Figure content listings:

════

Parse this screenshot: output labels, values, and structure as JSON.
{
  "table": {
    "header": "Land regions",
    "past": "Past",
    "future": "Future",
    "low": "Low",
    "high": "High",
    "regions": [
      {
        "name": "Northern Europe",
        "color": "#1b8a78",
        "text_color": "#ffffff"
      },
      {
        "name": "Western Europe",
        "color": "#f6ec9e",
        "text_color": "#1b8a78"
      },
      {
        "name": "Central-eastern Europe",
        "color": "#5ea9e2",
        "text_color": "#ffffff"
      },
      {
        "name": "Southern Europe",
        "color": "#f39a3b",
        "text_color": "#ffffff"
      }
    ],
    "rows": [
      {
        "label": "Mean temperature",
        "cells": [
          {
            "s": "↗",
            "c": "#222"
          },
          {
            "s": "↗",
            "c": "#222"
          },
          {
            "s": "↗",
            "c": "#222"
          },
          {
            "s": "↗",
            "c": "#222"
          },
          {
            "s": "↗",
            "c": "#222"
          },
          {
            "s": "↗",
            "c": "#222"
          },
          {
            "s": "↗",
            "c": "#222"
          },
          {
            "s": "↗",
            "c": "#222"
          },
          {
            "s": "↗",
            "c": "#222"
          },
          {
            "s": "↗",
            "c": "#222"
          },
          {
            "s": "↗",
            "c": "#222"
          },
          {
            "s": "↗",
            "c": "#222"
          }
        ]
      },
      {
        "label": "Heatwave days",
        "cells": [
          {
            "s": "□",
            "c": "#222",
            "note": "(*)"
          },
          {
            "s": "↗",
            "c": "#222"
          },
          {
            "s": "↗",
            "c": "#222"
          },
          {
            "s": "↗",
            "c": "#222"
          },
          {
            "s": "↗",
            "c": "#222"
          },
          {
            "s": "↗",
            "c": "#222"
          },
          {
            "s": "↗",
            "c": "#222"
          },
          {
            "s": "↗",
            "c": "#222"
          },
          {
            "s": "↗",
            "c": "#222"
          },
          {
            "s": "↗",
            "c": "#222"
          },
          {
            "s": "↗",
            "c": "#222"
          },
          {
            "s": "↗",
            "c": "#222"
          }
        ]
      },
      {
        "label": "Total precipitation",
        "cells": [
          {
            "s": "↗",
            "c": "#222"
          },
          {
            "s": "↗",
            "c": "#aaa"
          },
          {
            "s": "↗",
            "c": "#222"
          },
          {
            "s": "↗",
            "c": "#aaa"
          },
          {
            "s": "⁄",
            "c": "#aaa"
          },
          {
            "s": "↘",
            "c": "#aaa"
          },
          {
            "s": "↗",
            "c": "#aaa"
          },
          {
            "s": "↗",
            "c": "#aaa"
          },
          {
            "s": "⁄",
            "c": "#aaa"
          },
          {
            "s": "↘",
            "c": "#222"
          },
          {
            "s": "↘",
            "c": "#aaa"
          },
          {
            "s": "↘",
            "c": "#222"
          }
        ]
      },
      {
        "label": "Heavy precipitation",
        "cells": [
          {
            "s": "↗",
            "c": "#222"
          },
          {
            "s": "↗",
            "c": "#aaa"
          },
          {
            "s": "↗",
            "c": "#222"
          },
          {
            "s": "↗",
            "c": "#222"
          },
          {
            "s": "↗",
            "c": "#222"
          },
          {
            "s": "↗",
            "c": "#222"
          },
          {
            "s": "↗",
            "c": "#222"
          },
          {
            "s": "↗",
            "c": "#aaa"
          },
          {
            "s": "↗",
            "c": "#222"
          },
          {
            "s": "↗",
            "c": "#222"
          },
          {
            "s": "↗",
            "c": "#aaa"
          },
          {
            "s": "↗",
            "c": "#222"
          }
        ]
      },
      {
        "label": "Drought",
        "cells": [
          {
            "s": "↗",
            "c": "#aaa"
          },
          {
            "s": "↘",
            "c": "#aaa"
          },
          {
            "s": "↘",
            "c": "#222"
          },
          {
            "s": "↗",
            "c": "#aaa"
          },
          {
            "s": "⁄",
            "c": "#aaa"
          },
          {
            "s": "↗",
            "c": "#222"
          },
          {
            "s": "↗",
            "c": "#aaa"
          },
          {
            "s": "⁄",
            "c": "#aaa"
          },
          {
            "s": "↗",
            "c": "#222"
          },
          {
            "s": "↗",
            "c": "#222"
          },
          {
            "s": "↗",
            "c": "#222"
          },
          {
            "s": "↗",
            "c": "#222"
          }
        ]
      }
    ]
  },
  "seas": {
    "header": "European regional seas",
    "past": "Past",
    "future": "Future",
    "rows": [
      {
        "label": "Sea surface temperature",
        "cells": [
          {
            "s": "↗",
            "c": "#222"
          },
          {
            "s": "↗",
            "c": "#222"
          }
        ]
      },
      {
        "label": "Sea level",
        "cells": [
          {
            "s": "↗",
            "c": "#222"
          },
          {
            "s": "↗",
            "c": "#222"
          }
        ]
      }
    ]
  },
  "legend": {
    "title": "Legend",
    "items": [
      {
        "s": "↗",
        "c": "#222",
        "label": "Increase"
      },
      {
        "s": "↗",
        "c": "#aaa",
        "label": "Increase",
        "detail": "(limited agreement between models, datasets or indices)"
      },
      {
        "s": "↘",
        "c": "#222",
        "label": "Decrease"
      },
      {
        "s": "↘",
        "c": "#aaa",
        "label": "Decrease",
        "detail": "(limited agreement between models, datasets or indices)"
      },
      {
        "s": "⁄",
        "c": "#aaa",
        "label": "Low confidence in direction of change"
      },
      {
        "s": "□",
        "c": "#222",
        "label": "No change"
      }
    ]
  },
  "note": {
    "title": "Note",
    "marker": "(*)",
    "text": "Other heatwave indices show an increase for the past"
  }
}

════

**TASK TO COMPLETE**
Look through the data above. Copy every line with the string "temperature" in it.

**EXERCISE RESULT**
        "label": "Mean temperature",
        "label": "Sea surface temperature",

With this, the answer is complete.